[Dataset entries]
* START *

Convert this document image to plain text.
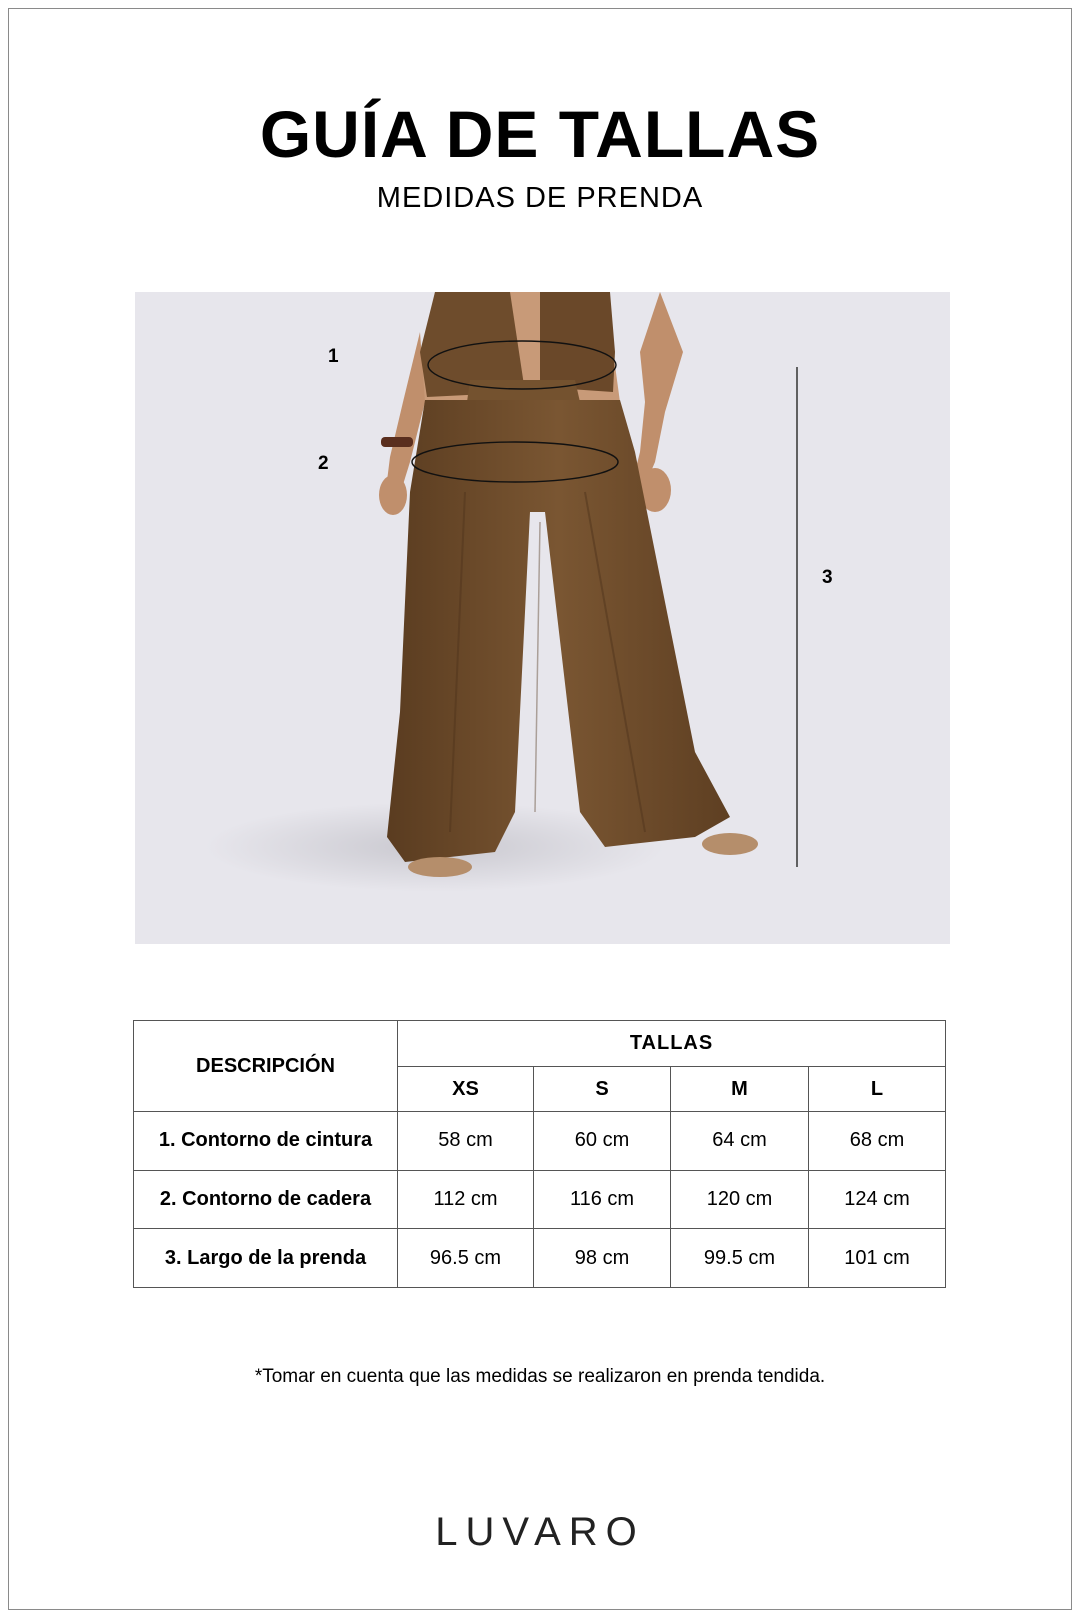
GUÍA DE TALLAS
MEDIDAS DE PRENDA
1
2
3
DESCRIPCIÓN	TALLAS			
	XS	S	M	L
1. Contorno de cintura	58 cm	60 cm	64 cm	68 cm
2. Contorno de cadera	112 cm	116 cm	120 cm	124 cm
3. Largo de la prenda	96.5 cm	98 cm	99.5 cm	101 cm
*Tomar en cuenta que las medidas se realizaron en prenda tendida.
LUVARO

* END *

> [Task details]: Each entry must be retyped word for word, with every image omitted.

> [Exercise response]:
Convert this document image to plain text.
GUÍA DE TALLAS
MEDIDAS DE PRENDA
1
2
3
DESCRIPCIÓN	TALLAS			
	XS	S	M	L
1. Contorno de cintura	58 cm	60 cm	64 cm	68 cm
2. Contorno de cadera	112 cm	116 cm	120 cm	124 cm
3. Largo de la prenda	96.5 cm	98 cm	99.5 cm	101 cm
*Tomar en cuenta que las medidas se realizaron en prenda tendida.
LUVARO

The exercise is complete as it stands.